═══ Data supplied ═══

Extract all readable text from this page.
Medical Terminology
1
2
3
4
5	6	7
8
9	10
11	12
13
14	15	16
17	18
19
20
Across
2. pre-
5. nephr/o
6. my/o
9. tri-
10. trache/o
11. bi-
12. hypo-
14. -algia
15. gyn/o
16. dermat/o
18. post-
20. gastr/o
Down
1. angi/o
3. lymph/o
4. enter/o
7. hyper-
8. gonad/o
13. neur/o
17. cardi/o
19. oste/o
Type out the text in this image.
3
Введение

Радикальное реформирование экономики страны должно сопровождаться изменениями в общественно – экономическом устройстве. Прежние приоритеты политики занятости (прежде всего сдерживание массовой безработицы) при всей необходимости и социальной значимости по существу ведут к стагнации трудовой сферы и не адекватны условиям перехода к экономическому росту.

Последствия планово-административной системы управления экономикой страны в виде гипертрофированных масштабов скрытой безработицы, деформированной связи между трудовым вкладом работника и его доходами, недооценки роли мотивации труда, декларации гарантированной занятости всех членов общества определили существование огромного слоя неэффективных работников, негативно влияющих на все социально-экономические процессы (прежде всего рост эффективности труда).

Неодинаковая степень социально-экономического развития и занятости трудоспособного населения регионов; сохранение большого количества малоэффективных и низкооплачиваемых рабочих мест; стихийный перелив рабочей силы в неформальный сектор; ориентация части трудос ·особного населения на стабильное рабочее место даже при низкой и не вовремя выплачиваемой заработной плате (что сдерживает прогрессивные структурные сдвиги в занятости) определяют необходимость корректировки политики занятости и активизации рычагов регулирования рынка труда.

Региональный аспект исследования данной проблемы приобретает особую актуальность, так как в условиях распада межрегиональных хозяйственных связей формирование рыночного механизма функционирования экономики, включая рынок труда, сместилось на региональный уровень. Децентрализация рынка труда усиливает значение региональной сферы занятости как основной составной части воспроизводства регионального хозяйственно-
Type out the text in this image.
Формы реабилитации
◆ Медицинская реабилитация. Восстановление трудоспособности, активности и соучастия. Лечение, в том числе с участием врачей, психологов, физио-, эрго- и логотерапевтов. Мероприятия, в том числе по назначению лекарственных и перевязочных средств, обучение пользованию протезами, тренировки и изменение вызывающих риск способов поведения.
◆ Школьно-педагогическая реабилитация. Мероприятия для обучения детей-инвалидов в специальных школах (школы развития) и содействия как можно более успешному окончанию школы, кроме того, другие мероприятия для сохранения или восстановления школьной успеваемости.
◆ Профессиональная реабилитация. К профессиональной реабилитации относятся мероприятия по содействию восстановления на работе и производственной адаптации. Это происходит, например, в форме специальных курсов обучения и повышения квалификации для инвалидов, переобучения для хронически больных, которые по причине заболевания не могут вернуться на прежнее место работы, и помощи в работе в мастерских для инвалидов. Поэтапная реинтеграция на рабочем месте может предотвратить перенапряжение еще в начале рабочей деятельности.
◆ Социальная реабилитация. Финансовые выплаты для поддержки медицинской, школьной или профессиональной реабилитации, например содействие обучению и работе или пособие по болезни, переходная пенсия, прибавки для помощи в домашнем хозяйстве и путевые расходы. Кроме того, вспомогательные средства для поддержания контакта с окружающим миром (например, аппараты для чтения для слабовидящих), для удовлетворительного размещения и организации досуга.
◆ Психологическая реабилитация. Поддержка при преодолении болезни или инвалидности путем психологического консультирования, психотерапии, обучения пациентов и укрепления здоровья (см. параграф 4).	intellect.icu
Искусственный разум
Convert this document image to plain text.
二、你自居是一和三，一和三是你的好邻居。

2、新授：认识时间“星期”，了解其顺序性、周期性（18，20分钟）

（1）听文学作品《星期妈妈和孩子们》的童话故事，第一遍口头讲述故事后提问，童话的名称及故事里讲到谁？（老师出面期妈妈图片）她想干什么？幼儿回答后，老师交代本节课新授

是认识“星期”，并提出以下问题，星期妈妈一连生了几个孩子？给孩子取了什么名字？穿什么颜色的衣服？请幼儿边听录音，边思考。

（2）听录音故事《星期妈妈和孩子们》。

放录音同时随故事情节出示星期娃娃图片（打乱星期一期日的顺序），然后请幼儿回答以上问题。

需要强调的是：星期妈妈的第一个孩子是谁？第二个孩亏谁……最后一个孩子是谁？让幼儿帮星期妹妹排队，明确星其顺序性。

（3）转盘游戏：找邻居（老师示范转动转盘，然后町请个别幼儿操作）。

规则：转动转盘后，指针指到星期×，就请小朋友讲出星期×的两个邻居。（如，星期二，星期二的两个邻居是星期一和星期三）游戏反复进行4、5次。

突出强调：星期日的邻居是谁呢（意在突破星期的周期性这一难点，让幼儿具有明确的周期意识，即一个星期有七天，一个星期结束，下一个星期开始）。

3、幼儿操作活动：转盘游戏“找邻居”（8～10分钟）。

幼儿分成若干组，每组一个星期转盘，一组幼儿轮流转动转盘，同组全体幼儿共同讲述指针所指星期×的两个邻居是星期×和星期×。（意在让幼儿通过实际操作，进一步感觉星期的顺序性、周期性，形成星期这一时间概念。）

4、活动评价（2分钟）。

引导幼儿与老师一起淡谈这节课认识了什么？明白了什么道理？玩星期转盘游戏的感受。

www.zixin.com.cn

═══

*Problem*. The records above should be returned exactly.

*Exercise output*.
Extract all readable text from this page.
Medical Terminology
1
2
3
4
5	6	7
8
9	10
11	12
13
14	15	16
17	18
19
20
Across
2. pre-
5. nephr/o
6. my/o
9. tri-
10. trache/o
11. bi-
12. hypo-
14. -algia
15. gyn/o
16. dermat/o
18. post-
20. gastr/o
Down
1. angi/o
3. lymph/o
4. enter/o
7. hyper-
8. gonad/o
13. neur/o
17. cardi/o
19. oste/o
Type out the text in this image.
3
Введение

Радикальное реформирование экономики страны должно сопровождаться изменениями в общественно – экономическом устройстве. Прежние приоритеты политики занятости (прежде всего сдерживание массовой безработицы) при всей необходимости и социальной значимости по существу ведут к стагнации трудовой сферы и не адекватны условиям перехода к экономическому росту.

Последствия планово-административной системы управления экономикой страны в виде гипертрофированных масштабов скрытой безработицы, деформированной связи между трудовым вкладом работника и его доходами, недооценки роли мотивации труда, декларации гарантированной занятости всех членов общества определили существование огромного слоя неэффективных работников, негативно влияющих на все социально-экономические процессы (прежде всего рост эффективности труда).

Неодинаковая степень социально-экономического развития и занятости трудоспособного населения регионов; сохранение большого количества малоэффективных и низкооплачиваемых рабочих мест; стихийный перелив рабочей силы в неформальный сектор; ориентация части трудос ·особного населения на стабильное рабочее место даже при низкой и не вовремя выплачиваемой заработной плате (что сдерживает прогрессивные структурные сдвиги в занятости) определяют необходимость корректировки политики занятости и активизации рычагов регулирования рынка труда.

Региональный аспект исследования данной проблемы приобретает особую актуальность, так как в условиях распада межрегиональных хозяйственных связей формирование рыночного механизма функционирования экономики, включая рынок труда, сместилось на региональный уровень. Децентрализация рынка труда усиливает значение региональной сферы занятости как основной составной части воспроизводства регионального хозяйственно-
Type out the text in this image.
Формы реабилитации
◆ Медицинская реабилитация. Восстановление трудоспособности, активности и соучастия. Лечение, в том числе с участием врачей, психологов, физио-, эрго- и логотерапевтов. Мероприятия, в том числе по назначению лекарственных и перевязочных средств, обучение пользованию протезами, тренировки и изменение вызывающих риск способов поведения.
◆ Школьно-педагогическая реабилитация. Мероприятия для обучения детей-инвалидов в специальных школах (школы развития) и содействия как можно более успешному окончанию школы, кроме того, другие мероприятия для сохранения или восстановления школьной успеваемости.
◆ Профессиональная реабилитация. К профессиональной реабилитации относятся мероприятия по содействию восстановления на работе и производственной адаптации. Это происходит, например, в форме специальных курсов обучения и повышения квалификации для инвалидов, переобучения для хронически больных, которые по причине заболевания не могут вернуться на прежнее место работы, и помощи в работе в мастерских для инвалидов. Поэтапная реинтеграция на рабочем месте может предотвратить перенапряжение еще в начале рабочей деятельности.
◆ Социальная реабилитация. Финансовые выплаты для поддержки медицинской, школьной или профессиональной реабилитации, например содействие обучению и работе или пособие по болезни, переходная пенсия, прибавки для помощи в домашнем хозяйстве и путевые расходы. Кроме того, вспомогательные средства для поддержания контакта с окружающим миром (например, аппараты для чтения для слабовидящих), для удовлетворительного размещения и организации досуга.
◆ Психологическая реабилитация. Поддержка при преодолении болезни или инвалидности путем психологического консультирования, психотерапии, обучения пациентов и укрепления здоровья (см. параграф 4).	intellect.icu
Искусственный разум
Convert this document image to plain text.
二、你自居是一和三，一和三是你的好邻居。

2、新授：认识时间“星期”，了解其顺序性、周期性（18，20分钟）

（1）听文学作品《星期妈妈和孩子们》的童话故事，第一遍口头讲述故事后提问，童话的名称及故事里讲到谁？（老师出面期妈妈图片）她想干什么？幼儿回答后，老师交代本节课新授

是认识“星期”，并提出以下问题，星期妈妈一连生了几个孩子？给孩子取了什么名字？穿什么颜色的衣服？请幼儿边听录音，边思考。

（2）听录音故事《星期妈妈和孩子们》。

放录音同时随故事情节出示星期娃娃图片（打乱星期一期日的顺序），然后请幼儿回答以上问题。

需要强调的是：星期妈妈的第一个孩子是谁？第二个孩亏谁……最后一个孩子是谁？让幼儿帮星期妹妹排队，明确星其顺序性。

（3）转盘游戏：找邻居（老师示范转动转盘，然后町请个别幼儿操作）。

规则：转动转盘后，指针指到星期×，就请小朋友讲出星期×的两个邻居。（如，星期二，星期二的两个邻居是星期一和星期三）游戏反复进行4、5次。

突出强调：星期日的邻居是谁呢（意在突破星期的周期性这一难点，让幼儿具有明确的周期意识，即一个星期有七天，一个星期结束，下一个星期开始）。

3、幼儿操作活动：转盘游戏“找邻居”（8～10分钟）。

幼儿分成若干组，每组一个星期转盘，一组幼儿轮流转动转盘，同组全体幼儿共同讲述指针所指星期×的两个邻居是星期×和星期×。（意在让幼儿通过实际操作，进一步感觉星期的顺序性、周期性，形成星期这一时间概念。）

4、活动评价（2分钟）。

引导幼儿与老师一起淡谈这节课认识了什么？明白了什么道理？玩星期转盘游戏的感受。

www.zixin.com.cn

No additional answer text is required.